--- start of DATASET ---
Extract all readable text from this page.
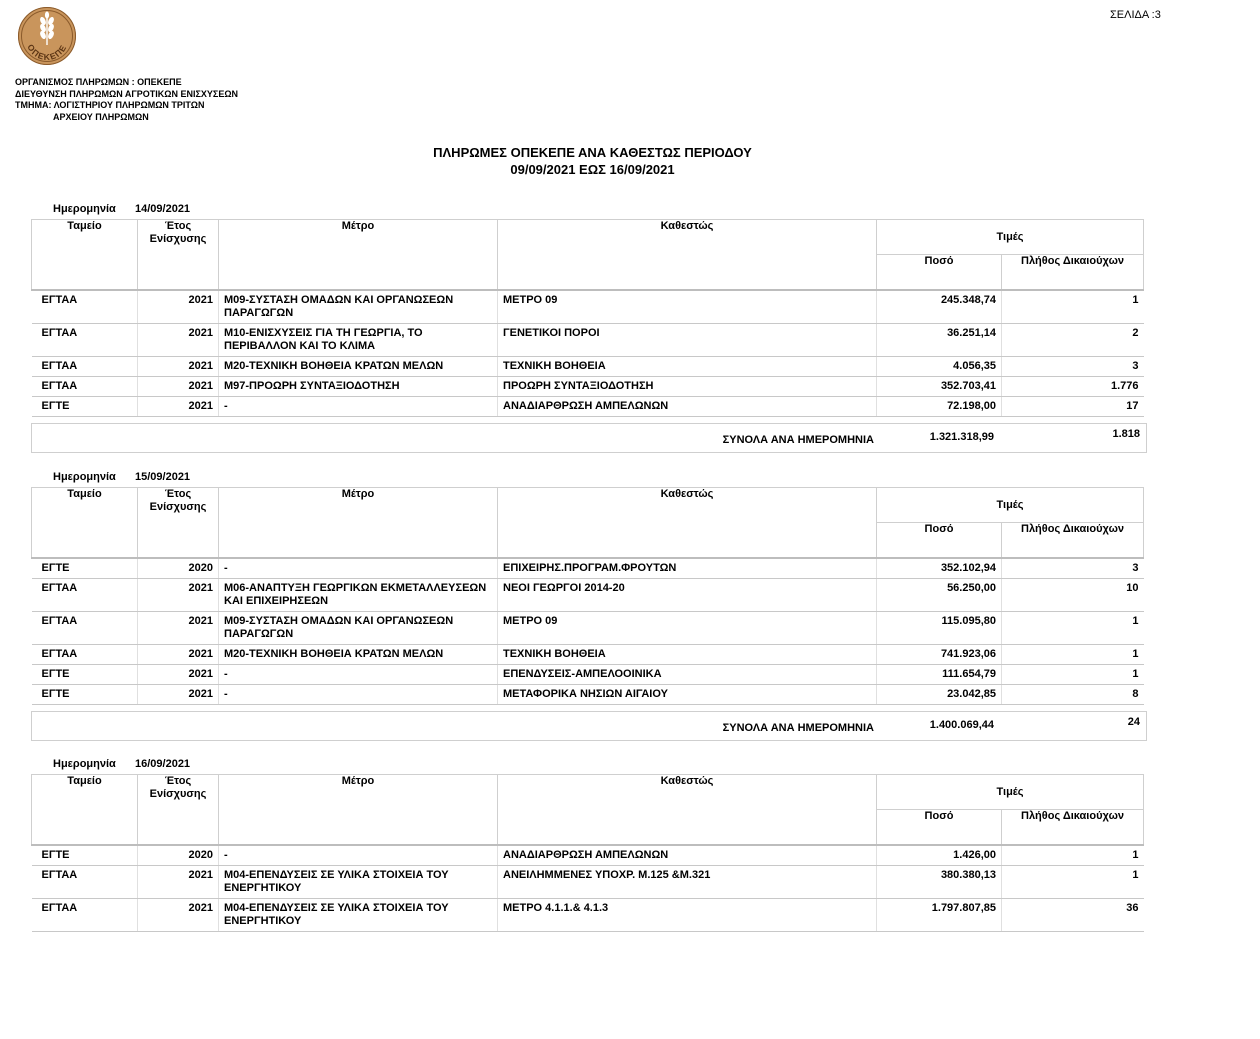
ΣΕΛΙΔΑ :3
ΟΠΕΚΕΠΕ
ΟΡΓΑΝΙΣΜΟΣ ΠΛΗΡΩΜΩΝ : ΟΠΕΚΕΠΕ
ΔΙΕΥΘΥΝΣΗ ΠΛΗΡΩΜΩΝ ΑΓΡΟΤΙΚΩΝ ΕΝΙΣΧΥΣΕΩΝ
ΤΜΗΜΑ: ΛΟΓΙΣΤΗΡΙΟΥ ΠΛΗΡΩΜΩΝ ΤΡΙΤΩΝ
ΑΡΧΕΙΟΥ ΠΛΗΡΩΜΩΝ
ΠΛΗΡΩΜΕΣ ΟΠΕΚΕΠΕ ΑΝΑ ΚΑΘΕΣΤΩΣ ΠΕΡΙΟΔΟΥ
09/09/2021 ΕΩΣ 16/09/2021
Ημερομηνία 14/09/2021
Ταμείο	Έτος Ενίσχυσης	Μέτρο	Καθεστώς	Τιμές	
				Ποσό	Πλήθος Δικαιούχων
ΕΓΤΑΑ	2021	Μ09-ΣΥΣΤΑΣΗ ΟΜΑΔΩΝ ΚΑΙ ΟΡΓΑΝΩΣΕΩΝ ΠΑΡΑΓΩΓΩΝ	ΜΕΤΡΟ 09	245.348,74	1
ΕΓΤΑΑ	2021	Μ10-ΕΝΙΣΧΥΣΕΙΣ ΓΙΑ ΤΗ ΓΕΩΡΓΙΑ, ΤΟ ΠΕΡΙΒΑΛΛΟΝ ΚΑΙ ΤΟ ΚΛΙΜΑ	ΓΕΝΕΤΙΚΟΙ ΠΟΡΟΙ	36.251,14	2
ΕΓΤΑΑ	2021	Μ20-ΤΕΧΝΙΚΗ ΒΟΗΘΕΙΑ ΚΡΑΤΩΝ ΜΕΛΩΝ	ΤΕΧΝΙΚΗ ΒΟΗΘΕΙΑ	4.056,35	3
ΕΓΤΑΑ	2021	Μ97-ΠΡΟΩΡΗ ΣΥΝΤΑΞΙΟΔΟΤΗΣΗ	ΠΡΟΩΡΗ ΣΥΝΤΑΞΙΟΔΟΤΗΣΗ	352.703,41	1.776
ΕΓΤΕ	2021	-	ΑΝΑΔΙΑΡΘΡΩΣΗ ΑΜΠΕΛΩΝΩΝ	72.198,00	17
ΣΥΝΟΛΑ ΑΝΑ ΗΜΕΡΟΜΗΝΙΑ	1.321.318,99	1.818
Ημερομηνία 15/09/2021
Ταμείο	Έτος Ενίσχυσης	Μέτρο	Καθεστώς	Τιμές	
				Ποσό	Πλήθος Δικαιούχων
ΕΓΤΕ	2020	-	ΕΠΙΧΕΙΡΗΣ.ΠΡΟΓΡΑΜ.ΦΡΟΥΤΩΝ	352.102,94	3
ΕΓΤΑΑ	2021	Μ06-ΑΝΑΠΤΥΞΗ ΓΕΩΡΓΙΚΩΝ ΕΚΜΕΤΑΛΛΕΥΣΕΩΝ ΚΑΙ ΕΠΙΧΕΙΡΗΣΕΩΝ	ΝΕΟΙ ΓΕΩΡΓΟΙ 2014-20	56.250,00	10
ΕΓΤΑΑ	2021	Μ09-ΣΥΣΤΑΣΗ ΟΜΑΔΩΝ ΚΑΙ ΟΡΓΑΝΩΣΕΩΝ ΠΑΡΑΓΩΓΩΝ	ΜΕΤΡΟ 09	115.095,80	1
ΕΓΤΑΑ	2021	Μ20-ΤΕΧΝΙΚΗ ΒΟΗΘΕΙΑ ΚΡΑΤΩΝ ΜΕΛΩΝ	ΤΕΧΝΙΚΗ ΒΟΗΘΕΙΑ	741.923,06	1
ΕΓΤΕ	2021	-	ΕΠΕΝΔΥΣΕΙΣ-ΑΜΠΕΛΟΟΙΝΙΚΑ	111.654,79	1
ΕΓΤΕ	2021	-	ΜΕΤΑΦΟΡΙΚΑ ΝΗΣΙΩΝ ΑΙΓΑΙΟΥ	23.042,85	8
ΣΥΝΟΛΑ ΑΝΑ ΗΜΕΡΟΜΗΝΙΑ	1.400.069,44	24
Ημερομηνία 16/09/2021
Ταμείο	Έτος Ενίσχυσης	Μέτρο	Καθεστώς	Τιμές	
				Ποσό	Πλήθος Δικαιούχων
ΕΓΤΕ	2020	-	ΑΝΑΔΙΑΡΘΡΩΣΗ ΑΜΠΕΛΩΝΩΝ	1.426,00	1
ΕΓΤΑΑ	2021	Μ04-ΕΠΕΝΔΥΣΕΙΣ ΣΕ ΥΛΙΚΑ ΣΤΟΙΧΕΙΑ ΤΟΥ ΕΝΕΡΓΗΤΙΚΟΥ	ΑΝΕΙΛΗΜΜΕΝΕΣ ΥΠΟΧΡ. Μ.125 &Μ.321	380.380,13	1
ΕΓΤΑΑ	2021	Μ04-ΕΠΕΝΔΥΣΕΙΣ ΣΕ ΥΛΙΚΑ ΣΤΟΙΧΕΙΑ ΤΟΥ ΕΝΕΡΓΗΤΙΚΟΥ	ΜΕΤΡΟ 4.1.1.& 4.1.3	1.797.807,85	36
--- end of DATASET ---
- THE TASK: Write out each entry exactly as given, but skip the pictures.

- EXPECTED ANSWER:
Extract all readable text from this page.
ΣΕΛΙΔΑ :3
ΟΠΕΚΕΠΕ
ΟΡΓΑΝΙΣΜΟΣ ΠΛΗΡΩΜΩΝ : ΟΠΕΚΕΠΕ
ΔΙΕΥΘΥΝΣΗ ΠΛΗΡΩΜΩΝ ΑΓΡΟΤΙΚΩΝ ΕΝΙΣΧΥΣΕΩΝ
ΤΜΗΜΑ: ΛΟΓΙΣΤΗΡΙΟΥ ΠΛΗΡΩΜΩΝ ΤΡΙΤΩΝ
ΑΡΧΕΙΟΥ ΠΛΗΡΩΜΩΝ
ΠΛΗΡΩΜΕΣ ΟΠΕΚΕΠΕ ΑΝΑ ΚΑΘΕΣΤΩΣ ΠΕΡΙΟΔΟΥ
09/09/2021 ΕΩΣ 16/09/2021
Ημερομηνία 14/09/2021
Ταμείο	Έτος Ενίσχυσης	Μέτρο	Καθεστώς	Τιμές	
				Ποσό	Πλήθος Δικαιούχων
ΕΓΤΑΑ	2021	Μ09-ΣΥΣΤΑΣΗ ΟΜΑΔΩΝ ΚΑΙ ΟΡΓΑΝΩΣΕΩΝ ΠΑΡΑΓΩΓΩΝ	ΜΕΤΡΟ 09	245.348,74	1
ΕΓΤΑΑ	2021	Μ10-ΕΝΙΣΧΥΣΕΙΣ ΓΙΑ ΤΗ ΓΕΩΡΓΙΑ, ΤΟ ΠΕΡΙΒΑΛΛΟΝ ΚΑΙ ΤΟ ΚΛΙΜΑ	ΓΕΝΕΤΙΚΟΙ ΠΟΡΟΙ	36.251,14	2
ΕΓΤΑΑ	2021	Μ20-ΤΕΧΝΙΚΗ ΒΟΗΘΕΙΑ ΚΡΑΤΩΝ ΜΕΛΩΝ	ΤΕΧΝΙΚΗ ΒΟΗΘΕΙΑ	4.056,35	3
ΕΓΤΑΑ	2021	Μ97-ΠΡΟΩΡΗ ΣΥΝΤΑΞΙΟΔΟΤΗΣΗ	ΠΡΟΩΡΗ ΣΥΝΤΑΞΙΟΔΟΤΗΣΗ	352.703,41	1.776
ΕΓΤΕ	2021	-	ΑΝΑΔΙΑΡΘΡΩΣΗ ΑΜΠΕΛΩΝΩΝ	72.198,00	17
ΣΥΝΟΛΑ ΑΝΑ ΗΜΕΡΟΜΗΝΙΑ	1.321.318,99	1.818
Ημερομηνία 15/09/2021
Ταμείο	Έτος Ενίσχυσης	Μέτρο	Καθεστώς	Τιμές	
				Ποσό	Πλήθος Δικαιούχων
ΕΓΤΕ	2020	-	ΕΠΙΧΕΙΡΗΣ.ΠΡΟΓΡΑΜ.ΦΡΟΥΤΩΝ	352.102,94	3
ΕΓΤΑΑ	2021	Μ06-ΑΝΑΠΤΥΞΗ ΓΕΩΡΓΙΚΩΝ ΕΚΜΕΤΑΛΛΕΥΣΕΩΝ ΚΑΙ ΕΠΙΧΕΙΡΗΣΕΩΝ	ΝΕΟΙ ΓΕΩΡΓΟΙ 2014-20	56.250,00	10
ΕΓΤΑΑ	2021	Μ09-ΣΥΣΤΑΣΗ ΟΜΑΔΩΝ ΚΑΙ ΟΡΓΑΝΩΣΕΩΝ ΠΑΡΑΓΩΓΩΝ	ΜΕΤΡΟ 09	115.095,80	1
ΕΓΤΑΑ	2021	Μ20-ΤΕΧΝΙΚΗ ΒΟΗΘΕΙΑ ΚΡΑΤΩΝ ΜΕΛΩΝ	ΤΕΧΝΙΚΗ ΒΟΗΘΕΙΑ	741.923,06	1
ΕΓΤΕ	2021	-	ΕΠΕΝΔΥΣΕΙΣ-ΑΜΠΕΛΟΟΙΝΙΚΑ	111.654,79	1
ΕΓΤΕ	2021	-	ΜΕΤΑΦΟΡΙΚΑ ΝΗΣΙΩΝ ΑΙΓΑΙΟΥ	23.042,85	8
ΣΥΝΟΛΑ ΑΝΑ ΗΜΕΡΟΜΗΝΙΑ	1.400.069,44	24
Ημερομηνία 16/09/2021
Ταμείο	Έτος Ενίσχυσης	Μέτρο	Καθεστώς	Τιμές	
				Ποσό	Πλήθος Δικαιούχων
ΕΓΤΕ	2020	-	ΑΝΑΔΙΑΡΘΡΩΣΗ ΑΜΠΕΛΩΝΩΝ	1.426,00	1
ΕΓΤΑΑ	2021	Μ04-ΕΠΕΝΔΥΣΕΙΣ ΣΕ ΥΛΙΚΑ ΣΤΟΙΧΕΙΑ ΤΟΥ ΕΝΕΡΓΗΤΙΚΟΥ	ΑΝΕΙΛΗΜΜΕΝΕΣ ΥΠΟΧΡ. Μ.125 &Μ.321	380.380,13	1
ΕΓΤΑΑ	2021	Μ04-ΕΠΕΝΔΥΣΕΙΣ ΣΕ ΥΛΙΚΑ ΣΤΟΙΧΕΙΑ ΤΟΥ ΕΝΕΡΓΗΤΙΚΟΥ	ΜΕΤΡΟ 4.1.1.& 4.1.3	1.797.807,85	36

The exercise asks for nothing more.